Locate the lines where "estas" occurs and copy them as they stand.

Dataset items
★ ★ ★ ★

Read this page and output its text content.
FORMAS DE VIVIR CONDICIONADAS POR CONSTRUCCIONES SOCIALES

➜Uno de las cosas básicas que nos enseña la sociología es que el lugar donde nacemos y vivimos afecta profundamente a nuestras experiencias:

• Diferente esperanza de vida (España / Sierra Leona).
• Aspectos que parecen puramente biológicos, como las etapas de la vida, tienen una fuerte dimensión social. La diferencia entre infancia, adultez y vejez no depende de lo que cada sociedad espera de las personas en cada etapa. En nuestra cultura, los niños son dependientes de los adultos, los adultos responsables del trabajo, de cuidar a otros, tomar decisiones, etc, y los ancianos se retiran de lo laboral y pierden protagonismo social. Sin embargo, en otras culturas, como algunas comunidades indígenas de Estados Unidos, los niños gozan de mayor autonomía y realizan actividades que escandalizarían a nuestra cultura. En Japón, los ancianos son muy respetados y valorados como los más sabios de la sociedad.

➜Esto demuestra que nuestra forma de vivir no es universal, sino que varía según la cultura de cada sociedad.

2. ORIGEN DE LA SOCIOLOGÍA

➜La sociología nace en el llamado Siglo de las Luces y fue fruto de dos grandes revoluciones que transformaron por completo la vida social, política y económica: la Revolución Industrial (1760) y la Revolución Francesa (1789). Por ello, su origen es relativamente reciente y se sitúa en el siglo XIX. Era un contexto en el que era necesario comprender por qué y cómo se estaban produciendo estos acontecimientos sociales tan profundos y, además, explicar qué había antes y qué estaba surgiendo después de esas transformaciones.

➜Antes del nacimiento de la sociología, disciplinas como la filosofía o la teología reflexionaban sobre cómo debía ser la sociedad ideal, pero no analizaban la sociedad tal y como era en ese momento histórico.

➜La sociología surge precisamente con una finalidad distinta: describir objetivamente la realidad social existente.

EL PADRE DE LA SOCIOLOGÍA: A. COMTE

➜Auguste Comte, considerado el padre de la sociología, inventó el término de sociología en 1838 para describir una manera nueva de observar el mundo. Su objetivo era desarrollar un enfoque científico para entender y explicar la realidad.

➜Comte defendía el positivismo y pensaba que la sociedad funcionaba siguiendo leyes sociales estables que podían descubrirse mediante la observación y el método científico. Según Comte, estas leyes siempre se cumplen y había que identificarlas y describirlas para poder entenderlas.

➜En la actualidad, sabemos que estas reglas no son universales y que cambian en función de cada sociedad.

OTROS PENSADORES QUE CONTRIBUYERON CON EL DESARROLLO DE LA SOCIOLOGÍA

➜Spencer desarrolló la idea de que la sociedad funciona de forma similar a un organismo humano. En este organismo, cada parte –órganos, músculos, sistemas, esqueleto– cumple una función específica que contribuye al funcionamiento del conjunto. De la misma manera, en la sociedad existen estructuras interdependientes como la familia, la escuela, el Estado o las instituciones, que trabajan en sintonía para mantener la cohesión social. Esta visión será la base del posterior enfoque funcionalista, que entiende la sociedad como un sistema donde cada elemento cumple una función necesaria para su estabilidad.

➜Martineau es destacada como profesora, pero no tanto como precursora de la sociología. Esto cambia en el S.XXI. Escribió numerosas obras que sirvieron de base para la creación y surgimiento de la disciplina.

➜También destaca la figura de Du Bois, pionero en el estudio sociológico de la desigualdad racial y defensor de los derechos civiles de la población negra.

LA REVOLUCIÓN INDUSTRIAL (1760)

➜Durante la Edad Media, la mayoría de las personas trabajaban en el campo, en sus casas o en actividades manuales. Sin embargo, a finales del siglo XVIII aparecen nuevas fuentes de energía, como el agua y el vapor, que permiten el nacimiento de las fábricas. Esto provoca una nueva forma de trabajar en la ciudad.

★ ★ ★ ★

» Answer to this problem
➜Comte defendía el positivismo y pensaba que la sociedad funcionaba siguiendo leyes sociales estables que podían descubrirse mediante la observación y el método científico. Según Comte, estas leyes siempre se cumplen y había que identificarlas y describirlas para poder entenderlas.
➜En la actualidad, sabemos que estas reglas no son universales y que cambian en función de cada sociedad.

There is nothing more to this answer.